◆ Instructions for the task ◆
For every line in the data below that contains "JSON", copy the line.

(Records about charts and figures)
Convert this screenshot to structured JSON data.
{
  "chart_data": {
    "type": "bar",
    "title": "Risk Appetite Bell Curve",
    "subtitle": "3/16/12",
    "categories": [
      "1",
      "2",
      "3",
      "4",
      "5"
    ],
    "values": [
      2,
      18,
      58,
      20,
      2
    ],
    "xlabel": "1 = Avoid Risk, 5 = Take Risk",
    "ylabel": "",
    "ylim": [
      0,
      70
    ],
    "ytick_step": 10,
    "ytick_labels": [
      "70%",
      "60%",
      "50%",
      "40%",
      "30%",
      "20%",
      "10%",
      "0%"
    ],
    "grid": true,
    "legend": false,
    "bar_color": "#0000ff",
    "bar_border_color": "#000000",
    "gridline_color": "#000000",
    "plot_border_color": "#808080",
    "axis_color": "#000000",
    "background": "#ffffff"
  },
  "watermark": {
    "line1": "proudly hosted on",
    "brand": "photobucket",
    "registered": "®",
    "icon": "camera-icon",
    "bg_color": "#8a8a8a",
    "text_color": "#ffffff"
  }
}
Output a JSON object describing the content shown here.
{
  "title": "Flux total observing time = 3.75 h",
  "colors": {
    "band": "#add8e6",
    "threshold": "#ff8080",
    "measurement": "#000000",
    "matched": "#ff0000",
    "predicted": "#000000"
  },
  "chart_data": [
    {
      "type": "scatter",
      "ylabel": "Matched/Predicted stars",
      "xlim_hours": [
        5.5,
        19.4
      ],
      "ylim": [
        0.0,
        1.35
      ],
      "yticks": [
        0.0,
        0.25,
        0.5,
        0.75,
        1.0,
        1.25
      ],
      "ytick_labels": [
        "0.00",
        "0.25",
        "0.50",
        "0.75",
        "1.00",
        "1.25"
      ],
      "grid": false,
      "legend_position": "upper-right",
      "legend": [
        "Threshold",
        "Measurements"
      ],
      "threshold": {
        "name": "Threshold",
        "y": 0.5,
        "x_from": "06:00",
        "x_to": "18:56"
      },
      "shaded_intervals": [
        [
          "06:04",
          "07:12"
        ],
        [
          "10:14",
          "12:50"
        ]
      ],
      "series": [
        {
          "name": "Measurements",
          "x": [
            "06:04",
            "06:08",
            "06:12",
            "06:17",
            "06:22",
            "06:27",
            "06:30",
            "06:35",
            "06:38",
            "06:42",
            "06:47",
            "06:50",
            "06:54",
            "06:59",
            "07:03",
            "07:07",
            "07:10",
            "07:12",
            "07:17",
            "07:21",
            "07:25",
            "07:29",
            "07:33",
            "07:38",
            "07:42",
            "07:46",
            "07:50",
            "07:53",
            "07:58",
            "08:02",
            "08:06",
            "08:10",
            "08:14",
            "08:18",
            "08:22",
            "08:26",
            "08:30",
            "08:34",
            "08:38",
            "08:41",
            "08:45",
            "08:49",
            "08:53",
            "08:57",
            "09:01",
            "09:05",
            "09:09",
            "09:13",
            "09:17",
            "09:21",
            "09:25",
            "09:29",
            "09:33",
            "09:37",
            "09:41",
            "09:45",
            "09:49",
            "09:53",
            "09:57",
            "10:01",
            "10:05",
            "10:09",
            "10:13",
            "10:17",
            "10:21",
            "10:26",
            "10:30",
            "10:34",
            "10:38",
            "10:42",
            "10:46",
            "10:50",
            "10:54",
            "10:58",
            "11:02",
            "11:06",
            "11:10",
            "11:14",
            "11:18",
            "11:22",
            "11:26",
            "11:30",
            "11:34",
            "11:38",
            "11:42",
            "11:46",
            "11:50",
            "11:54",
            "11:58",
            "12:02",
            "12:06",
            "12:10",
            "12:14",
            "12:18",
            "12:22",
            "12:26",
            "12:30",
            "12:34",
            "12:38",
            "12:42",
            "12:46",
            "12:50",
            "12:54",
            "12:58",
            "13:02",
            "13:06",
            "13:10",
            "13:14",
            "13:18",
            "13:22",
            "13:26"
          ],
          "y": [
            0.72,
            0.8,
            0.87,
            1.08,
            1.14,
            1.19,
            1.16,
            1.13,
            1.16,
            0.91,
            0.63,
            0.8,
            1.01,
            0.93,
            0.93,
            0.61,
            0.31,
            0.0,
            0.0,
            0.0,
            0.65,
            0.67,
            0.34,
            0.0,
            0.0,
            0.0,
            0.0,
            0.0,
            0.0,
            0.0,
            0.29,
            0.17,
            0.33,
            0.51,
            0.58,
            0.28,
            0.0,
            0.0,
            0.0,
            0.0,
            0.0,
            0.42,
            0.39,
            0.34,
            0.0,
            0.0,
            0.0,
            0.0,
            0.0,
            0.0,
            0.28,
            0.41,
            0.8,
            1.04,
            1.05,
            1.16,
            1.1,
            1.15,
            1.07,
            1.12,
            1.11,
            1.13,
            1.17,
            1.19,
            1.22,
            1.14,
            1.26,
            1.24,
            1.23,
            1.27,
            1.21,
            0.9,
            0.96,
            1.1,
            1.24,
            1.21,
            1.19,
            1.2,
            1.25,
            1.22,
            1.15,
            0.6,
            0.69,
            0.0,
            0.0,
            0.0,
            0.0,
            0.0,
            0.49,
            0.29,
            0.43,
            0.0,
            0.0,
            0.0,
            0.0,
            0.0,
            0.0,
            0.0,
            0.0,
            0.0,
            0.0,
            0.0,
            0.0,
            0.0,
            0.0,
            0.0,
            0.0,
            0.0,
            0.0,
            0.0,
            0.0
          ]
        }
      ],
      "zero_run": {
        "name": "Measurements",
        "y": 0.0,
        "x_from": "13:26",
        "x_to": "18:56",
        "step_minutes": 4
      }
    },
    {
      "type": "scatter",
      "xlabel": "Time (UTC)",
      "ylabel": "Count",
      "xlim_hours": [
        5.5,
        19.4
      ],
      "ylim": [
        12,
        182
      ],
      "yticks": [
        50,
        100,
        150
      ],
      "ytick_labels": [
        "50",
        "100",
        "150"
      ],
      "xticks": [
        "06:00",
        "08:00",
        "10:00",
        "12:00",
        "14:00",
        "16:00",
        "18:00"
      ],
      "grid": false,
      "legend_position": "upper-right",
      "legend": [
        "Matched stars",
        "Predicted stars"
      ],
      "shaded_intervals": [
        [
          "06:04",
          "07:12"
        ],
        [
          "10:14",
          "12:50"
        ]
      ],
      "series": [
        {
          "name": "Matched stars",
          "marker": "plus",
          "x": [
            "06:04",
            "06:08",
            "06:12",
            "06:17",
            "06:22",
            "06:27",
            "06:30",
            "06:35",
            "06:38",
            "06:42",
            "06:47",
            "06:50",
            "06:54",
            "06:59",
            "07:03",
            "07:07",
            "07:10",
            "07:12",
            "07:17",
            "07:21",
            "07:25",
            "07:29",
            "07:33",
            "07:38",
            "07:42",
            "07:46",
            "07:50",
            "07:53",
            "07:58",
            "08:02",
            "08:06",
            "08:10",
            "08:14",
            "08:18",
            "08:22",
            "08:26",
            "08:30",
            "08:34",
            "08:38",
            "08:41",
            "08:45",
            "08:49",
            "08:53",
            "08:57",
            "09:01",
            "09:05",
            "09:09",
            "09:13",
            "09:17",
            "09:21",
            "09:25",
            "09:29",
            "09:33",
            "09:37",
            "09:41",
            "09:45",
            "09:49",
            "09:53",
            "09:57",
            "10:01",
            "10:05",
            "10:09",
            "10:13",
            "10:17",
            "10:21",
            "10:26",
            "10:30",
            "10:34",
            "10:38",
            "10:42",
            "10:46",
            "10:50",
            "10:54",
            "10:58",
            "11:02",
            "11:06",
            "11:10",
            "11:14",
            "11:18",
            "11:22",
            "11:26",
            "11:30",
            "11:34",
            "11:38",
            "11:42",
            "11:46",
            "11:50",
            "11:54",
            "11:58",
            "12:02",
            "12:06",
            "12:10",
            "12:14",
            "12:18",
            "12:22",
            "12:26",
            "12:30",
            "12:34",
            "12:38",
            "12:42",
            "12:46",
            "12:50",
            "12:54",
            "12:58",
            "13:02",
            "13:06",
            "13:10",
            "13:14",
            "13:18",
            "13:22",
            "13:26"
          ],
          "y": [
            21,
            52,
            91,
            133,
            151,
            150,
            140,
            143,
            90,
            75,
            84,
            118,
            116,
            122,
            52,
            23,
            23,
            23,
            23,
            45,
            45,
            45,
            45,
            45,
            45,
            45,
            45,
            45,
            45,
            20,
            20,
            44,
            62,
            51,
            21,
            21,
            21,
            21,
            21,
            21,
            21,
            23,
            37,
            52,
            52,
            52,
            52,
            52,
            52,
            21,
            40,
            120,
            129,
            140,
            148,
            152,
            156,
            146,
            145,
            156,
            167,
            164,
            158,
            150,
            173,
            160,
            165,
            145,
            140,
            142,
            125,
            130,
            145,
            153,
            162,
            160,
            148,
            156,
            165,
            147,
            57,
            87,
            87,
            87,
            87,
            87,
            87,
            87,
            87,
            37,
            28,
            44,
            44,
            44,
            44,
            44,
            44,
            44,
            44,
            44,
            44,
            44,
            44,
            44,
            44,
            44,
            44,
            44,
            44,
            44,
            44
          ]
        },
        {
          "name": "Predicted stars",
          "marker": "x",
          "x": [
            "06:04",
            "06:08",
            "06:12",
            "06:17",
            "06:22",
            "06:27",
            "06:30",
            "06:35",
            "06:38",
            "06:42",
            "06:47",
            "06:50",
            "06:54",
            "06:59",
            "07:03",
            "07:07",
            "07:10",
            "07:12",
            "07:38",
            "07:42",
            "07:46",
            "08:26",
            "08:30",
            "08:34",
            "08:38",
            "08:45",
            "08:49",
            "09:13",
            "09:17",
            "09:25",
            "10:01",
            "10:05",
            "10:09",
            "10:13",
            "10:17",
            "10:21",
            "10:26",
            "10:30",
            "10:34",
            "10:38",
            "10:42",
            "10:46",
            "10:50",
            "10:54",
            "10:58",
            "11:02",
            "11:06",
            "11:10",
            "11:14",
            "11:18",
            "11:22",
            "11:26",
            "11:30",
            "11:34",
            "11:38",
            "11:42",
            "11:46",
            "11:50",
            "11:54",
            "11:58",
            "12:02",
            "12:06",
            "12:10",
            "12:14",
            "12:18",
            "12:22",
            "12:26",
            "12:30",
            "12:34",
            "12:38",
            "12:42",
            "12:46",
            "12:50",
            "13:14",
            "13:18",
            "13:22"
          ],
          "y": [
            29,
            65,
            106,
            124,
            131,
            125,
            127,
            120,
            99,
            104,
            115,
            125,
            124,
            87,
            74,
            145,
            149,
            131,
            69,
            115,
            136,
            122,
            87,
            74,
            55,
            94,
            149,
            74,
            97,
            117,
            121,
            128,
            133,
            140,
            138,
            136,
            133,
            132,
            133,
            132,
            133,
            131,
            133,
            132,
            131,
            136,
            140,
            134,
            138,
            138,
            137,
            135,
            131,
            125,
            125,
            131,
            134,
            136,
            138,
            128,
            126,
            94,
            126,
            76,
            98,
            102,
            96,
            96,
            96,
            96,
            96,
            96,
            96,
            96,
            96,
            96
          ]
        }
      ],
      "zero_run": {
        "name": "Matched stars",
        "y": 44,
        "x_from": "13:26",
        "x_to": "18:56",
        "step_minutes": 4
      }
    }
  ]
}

◆ Reply ◆
Convert this screenshot to structured JSON data.
Output a JSON object describing the content shown here.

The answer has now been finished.